-- RECORDS TO USE start --
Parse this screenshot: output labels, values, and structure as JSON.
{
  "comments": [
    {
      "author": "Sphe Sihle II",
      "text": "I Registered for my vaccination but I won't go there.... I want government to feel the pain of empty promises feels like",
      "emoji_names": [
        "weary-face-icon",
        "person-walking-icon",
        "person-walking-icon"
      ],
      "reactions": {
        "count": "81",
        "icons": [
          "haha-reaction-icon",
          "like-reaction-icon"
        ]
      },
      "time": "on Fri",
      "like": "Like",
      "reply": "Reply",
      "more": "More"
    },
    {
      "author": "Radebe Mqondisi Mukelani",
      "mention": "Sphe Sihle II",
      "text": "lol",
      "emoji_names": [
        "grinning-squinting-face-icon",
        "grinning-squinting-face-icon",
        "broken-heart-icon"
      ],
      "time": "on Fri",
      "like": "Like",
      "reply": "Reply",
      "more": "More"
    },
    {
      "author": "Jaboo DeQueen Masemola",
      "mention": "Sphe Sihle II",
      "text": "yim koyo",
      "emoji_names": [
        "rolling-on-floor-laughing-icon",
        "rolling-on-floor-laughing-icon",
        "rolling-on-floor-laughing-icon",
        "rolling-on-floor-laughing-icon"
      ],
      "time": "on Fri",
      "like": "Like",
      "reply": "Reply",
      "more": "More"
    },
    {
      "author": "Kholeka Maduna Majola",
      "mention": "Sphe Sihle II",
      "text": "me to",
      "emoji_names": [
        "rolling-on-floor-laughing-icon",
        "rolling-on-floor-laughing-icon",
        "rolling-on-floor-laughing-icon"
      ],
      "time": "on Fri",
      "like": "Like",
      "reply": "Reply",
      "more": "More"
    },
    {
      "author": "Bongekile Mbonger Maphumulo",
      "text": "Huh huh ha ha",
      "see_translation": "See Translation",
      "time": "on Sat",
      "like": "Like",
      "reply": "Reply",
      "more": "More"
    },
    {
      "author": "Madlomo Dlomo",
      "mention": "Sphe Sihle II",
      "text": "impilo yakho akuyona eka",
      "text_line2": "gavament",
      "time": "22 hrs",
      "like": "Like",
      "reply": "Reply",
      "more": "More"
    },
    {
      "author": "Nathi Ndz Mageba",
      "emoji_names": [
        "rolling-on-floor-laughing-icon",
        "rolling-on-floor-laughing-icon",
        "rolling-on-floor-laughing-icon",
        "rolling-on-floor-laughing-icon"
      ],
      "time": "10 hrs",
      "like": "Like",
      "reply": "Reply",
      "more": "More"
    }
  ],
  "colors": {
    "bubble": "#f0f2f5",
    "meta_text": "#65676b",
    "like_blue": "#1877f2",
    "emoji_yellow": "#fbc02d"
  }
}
-- RECORDS TO USE end --
AIM OF THE EXERCISE | Check every line of the data above for the string "person", and copy those that have it.

SOLUTION FOR THIS PROBLEM |
        "person-walking-icon",
        "person-walking-icon"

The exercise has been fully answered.